═══ Exercise material ═══

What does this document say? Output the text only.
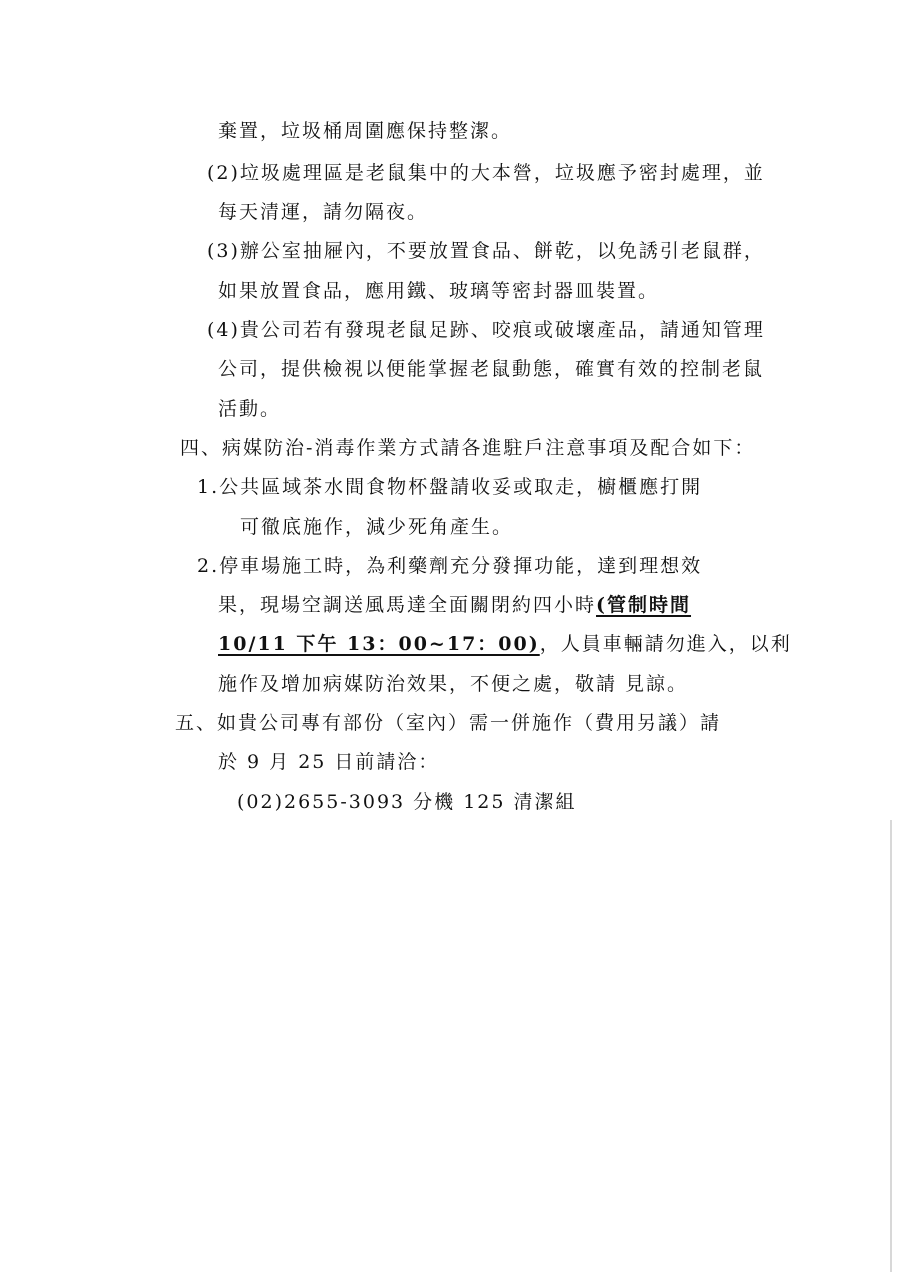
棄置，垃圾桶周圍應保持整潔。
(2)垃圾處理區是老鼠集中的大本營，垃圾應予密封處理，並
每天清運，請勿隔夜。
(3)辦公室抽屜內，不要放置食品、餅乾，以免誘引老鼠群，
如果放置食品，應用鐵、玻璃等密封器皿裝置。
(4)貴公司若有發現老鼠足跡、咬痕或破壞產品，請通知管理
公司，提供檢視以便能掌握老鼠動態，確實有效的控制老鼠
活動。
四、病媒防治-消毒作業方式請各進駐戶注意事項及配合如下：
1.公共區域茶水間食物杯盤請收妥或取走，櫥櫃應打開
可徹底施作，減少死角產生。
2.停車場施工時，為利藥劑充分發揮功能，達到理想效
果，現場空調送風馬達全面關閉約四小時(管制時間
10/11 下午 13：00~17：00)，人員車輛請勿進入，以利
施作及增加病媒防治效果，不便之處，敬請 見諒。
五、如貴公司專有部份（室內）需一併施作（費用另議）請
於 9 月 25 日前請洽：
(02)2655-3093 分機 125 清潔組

═══

§ **Directions**: Leave out all pictures, then copy the remaining material exactly.

§ **Written answer**:
What does this document say? Output the text only.
棄置，垃圾桶周圍應保持整潔。
(2)垃圾處理區是老鼠集中的大本營，垃圾應予密封處理，並
每天清運，請勿隔夜。
(3)辦公室抽屜內，不要放置食品、餅乾，以免誘引老鼠群，
如果放置食品，應用鐵、玻璃等密封器皿裝置。
(4)貴公司若有發現老鼠足跡、咬痕或破壞產品，請通知管理
公司，提供檢視以便能掌握老鼠動態，確實有效的控制老鼠
活動。
四、病媒防治-消毒作業方式請各進駐戶注意事項及配合如下：
1.公共區域茶水間食物杯盤請收妥或取走，櫥櫃應打開
可徹底施作，減少死角產生。
2.停車場施工時，為利藥劑充分發揮功能，達到理想效
果，現場空調送風馬達全面關閉約四小時(管制時間
10/11 下午 13：00~17：00)，人員車輛請勿進入，以利
施作及增加病媒防治效果，不便之處，敬請 見諒。
五、如貴公司專有部份（室內）需一併施作（費用另議）請
於 9 月 25 日前請洽：
(02)2655-3093 分機 125 清潔組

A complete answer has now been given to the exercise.